[Extracted records]
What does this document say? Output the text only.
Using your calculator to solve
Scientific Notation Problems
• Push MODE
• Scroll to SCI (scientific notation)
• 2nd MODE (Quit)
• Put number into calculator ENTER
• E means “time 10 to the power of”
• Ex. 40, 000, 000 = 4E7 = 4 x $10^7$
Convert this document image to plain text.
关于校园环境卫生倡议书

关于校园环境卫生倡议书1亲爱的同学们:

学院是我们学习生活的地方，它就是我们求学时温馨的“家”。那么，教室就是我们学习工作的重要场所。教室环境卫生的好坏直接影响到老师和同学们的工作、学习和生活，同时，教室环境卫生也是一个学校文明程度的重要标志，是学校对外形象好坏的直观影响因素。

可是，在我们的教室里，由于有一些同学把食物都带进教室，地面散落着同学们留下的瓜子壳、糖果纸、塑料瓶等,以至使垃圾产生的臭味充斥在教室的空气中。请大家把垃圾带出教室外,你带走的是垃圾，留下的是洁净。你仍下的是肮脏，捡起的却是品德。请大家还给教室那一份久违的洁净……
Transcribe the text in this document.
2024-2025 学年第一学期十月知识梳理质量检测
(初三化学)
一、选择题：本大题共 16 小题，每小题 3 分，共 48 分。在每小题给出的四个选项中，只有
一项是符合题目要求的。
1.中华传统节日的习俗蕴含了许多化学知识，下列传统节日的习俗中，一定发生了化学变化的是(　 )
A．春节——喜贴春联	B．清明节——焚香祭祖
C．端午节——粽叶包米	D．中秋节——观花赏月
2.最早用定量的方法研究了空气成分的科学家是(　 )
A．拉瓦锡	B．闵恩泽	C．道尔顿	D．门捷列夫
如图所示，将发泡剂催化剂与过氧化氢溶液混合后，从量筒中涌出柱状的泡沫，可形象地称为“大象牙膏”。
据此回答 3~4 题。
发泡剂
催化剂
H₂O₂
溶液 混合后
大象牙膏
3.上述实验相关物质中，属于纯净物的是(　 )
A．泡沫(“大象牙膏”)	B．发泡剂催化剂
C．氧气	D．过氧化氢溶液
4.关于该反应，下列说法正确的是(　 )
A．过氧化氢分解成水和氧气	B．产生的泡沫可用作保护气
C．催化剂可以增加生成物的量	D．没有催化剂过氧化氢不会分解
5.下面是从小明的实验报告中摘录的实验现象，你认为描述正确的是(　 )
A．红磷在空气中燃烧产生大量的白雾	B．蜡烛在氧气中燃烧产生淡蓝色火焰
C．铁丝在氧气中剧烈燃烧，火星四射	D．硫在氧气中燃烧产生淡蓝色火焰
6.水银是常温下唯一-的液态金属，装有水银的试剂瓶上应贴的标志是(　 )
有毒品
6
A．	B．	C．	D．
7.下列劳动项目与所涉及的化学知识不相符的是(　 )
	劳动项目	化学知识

### Stated problem
Write the material out exactly, with nothing left out.

### Exercise solution
What does this document say? Output the text only.
Using your calculator to solve
Scientific Notation Problems
• Push MODE
• Scroll to SCI (scientific notation)
• 2nd MODE (Quit)
• Put number into calculator ENTER
• E means “time 10 to the power of”
• Ex. 40, 000, 000 = 4E7 = 4 x $10^7$
Convert this document image to plain text.
关于校园环境卫生倡议书

关于校园环境卫生倡议书1亲爱的同学们:

学院是我们学习生活的地方，它就是我们求学时温馨的“家”。那么，教室就是我们学习工作的重要场所。教室环境卫生的好坏直接影响到老师和同学们的工作、学习和生活，同时，教室环境卫生也是一个学校文明程度的重要标志，是学校对外形象好坏的直观影响因素。

可是，在我们的教室里，由于有一些同学把食物都带进教室，地面散落着同学们留下的瓜子壳、糖果纸、塑料瓶等,以至使垃圾产生的臭味充斥在教室的空气中。请大家把垃圾带出教室外,你带走的是垃圾，留下的是洁净。你仍下的是肮脏，捡起的却是品德。请大家还给教室那一份久违的洁净……
Transcribe the text in this document.
2024-2025 学年第一学期十月知识梳理质量检测
(初三化学)
一、选择题：本大题共 16 小题，每小题 3 分，共 48 分。在每小题给出的四个选项中，只有
一项是符合题目要求的。
1.中华传统节日的习俗蕴含了许多化学知识，下列传统节日的习俗中，一定发生了化学变化的是(　 )
A．春节——喜贴春联	B．清明节——焚香祭祖
C．端午节——粽叶包米	D．中秋节——观花赏月
2.最早用定量的方法研究了空气成分的科学家是(　 )
A．拉瓦锡	B．闵恩泽	C．道尔顿	D．门捷列夫
如图所示，将发泡剂催化剂与过氧化氢溶液混合后，从量筒中涌出柱状的泡沫，可形象地称为“大象牙膏”。
据此回答 3~4 题。
发泡剂
催化剂
H₂O₂
溶液 混合后
大象牙膏
3.上述实验相关物质中，属于纯净物的是(　 )
A．泡沫(“大象牙膏”)	B．发泡剂催化剂
C．氧气	D．过氧化氢溶液
4.关于该反应，下列说法正确的是(　 )
A．过氧化氢分解成水和氧气	B．产生的泡沫可用作保护气
C．催化剂可以增加生成物的量	D．没有催化剂过氧化氢不会分解
5.下面是从小明的实验报告中摘录的实验现象，你认为描述正确的是(　 )
A．红磷在空气中燃烧产生大量的白雾	B．蜡烛在氧气中燃烧产生淡蓝色火焰
C．铁丝在氧气中剧烈燃烧，火星四射	D．硫在氧气中燃烧产生淡蓝色火焰
6.水银是常温下唯一-的液态金属，装有水银的试剂瓶上应贴的标志是(　 )
有毒品
6
A．	B．	C．	D．
7.下列劳动项目与所涉及的化学知识不相符的是(　 )
	劳动项目	化学知识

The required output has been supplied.